***** Available data

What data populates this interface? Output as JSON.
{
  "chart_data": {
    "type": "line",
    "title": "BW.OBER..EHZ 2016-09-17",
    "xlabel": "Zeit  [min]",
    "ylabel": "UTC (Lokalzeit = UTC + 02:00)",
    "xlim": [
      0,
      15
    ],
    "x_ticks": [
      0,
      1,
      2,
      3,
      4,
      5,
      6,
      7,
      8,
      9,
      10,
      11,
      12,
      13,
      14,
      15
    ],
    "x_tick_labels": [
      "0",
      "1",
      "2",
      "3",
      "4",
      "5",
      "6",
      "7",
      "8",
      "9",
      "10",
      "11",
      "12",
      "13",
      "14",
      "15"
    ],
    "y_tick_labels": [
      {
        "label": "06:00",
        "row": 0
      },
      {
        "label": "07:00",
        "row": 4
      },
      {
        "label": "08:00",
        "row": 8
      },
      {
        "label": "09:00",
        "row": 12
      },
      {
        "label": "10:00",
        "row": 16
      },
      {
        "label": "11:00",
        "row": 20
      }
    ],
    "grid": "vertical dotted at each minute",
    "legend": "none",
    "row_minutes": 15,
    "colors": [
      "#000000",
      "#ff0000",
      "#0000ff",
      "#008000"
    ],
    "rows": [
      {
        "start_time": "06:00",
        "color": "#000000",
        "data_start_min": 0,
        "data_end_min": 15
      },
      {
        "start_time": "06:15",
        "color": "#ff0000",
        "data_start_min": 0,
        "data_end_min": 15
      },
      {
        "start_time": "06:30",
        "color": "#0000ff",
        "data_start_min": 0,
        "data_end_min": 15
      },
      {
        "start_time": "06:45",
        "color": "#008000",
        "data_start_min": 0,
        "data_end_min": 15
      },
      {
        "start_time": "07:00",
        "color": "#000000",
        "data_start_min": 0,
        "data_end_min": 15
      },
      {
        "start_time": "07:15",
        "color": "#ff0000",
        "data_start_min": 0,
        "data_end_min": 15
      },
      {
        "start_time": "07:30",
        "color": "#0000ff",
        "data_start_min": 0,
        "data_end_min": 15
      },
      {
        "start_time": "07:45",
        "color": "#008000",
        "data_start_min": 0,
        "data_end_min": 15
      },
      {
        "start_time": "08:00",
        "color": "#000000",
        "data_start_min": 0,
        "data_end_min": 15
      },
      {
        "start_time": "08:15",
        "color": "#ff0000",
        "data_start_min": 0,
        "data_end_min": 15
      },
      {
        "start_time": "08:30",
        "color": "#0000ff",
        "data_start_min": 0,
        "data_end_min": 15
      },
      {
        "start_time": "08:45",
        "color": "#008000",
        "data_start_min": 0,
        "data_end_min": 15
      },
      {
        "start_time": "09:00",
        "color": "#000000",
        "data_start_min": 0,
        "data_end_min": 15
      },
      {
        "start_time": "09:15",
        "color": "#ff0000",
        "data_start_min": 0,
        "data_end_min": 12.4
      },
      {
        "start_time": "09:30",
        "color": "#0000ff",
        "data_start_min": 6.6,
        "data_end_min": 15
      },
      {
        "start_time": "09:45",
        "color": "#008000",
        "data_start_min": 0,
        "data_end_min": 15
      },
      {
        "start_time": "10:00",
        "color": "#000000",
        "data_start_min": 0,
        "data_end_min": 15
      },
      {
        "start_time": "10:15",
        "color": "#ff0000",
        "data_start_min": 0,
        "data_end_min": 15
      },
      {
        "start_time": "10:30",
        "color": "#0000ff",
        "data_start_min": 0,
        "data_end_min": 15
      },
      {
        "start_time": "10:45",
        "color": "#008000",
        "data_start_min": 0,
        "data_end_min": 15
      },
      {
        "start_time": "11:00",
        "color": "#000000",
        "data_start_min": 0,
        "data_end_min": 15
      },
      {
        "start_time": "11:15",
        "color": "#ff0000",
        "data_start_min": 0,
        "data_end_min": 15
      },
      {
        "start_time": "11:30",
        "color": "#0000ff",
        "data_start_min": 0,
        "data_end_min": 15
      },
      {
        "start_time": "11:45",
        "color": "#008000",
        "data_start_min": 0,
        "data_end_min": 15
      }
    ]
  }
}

**********

(To do):
Repeat every entry exactly as written above.

(The reply):
What data populates this interface? Output as JSON.
{
  "chart_data": {
    "type": "line",
    "title": "BW.OBER..EHZ 2016-09-17",
    "xlabel": "Zeit  [min]",
    "ylabel": "UTC (Lokalzeit = UTC + 02:00)",
    "xlim": [
      0,
      15
    ],
    "x_ticks": [
      0,
      1,
      2,
      3,
      4,
      5,
      6,
      7,
      8,
      9,
      10,
      11,
      12,
      13,
      14,
      15
    ],
    "x_tick_labels": [
      "0",
      "1",
      "2",
      "3",
      "4",
      "5",
      "6",
      "7",
      "8",
      "9",
      "10",
      "11",
      "12",
      "13",
      "14",
      "15"
    ],
    "y_tick_labels": [
      {
        "label": "06:00",
        "row": 0
      },
      {
        "label": "07:00",
        "row": 4
      },
      {
        "label": "08:00",
        "row": 8
      },
      {
        "label": "09:00",
        "row": 12
      },
      {
        "label": "10:00",
        "row": 16
      },
      {
        "label": "11:00",
        "row": 20
      }
    ],
    "grid": "vertical dotted at each minute",
    "legend": "none",
    "row_minutes": 15,
    "colors": [
      "#000000",
      "#ff0000",
      "#0000ff",
      "#008000"
    ],
    "rows": [
      {
        "start_time": "06:00",
        "color": "#000000",
        "data_start_min": 0,
        "data_end_min": 15
      },
      {
        "start_time": "06:15",
        "color": "#ff0000",
        "data_start_min": 0,
        "data_end_min": 15
      },
      {
        "start_time": "06:30",
        "color": "#0000ff",
        "data_start_min": 0,
        "data_end_min": 15
      },
      {
        "start_time": "06:45",
        "color": "#008000",
        "data_start_min": 0,
        "data_end_min": 15
      },
      {
        "start_time": "07:00",
        "color": "#000000",
        "data_start_min": 0,
        "data_end_min": 15
      },
      {
        "start_time": "07:15",
        "color": "#ff0000",
        "data_start_min": 0,
        "data_end_min": 15
      },
      {
        "start_time": "07:30",
        "color": "#0000ff",
        "data_start_min": 0,
        "data_end_min": 15
      },
      {
        "start_time": "07:45",
        "color": "#008000",
        "data_start_min": 0,
        "data_end_min": 15
      },
      {
        "start_time": "08:00",
        "color": "#000000",
        "data_start_min": 0,
        "data_end_min": 15
      },
      {
        "start_time": "08:15",
        "color": "#ff0000",
        "data_start_min": 0,
        "data_end_min": 15
      },
      {
        "start_time": "08:30",
        "color": "#0000ff",
        "data_start_min": 0,
        "data_end_min": 15
      },
      {
        "start_time": "08:45",
        "color": "#008000",
        "data_start_min": 0,
        "data_end_min": 15
      },
      {
        "start_time": "09:00",
        "color": "#000000",
        "data_start_min": 0,
        "data_end_min": 15
      },
      {
        "start_time": "09:15",
        "color": "#ff0000",
        "data_start_min": 0,
        "data_end_min": 12.4
      },
      {
        "start_time": "09:30",
        "color": "#0000ff",
        "data_start_min": 6.6,
        "data_end_min": 15
      },
      {
        "start_time": "09:45",
        "color": "#008000",
        "data_start_min": 0,
        "data_end_min": 15
      },
      {
        "start_time": "10:00",
        "color": "#000000",
        "data_start_min": 0,
        "data_end_min": 15
      },
      {
        "start_time": "10:15",
        "color": "#ff0000",
        "data_start_min": 0,
        "data_end_min": 15
      },
      {
        "start_time": "10:30",
        "color": "#0000ff",
        "data_start_min": 0,
        "data_end_min": 15
      },
      {
        "start_time": "10:45",
        "color": "#008000",
        "data_start_min": 0,
        "data_end_min": 15
      },
      {
        "start_time": "11:00",
        "color": "#000000",
        "data_start_min": 0,
        "data_end_min": 15
      },
      {
        "start_time": "11:15",
        "color": "#ff0000",
        "data_start_min": 0,
        "data_end_min": 15
      },
      {
        "start_time": "11:30",
        "color": "#0000ff",
        "data_start_min": 0,
        "data_end_min": 15
      },
      {
        "start_time": "11:45",
        "color": "#008000",
        "data_start_min": 0,
        "data_end_min": 15
      }
    ]
  }
}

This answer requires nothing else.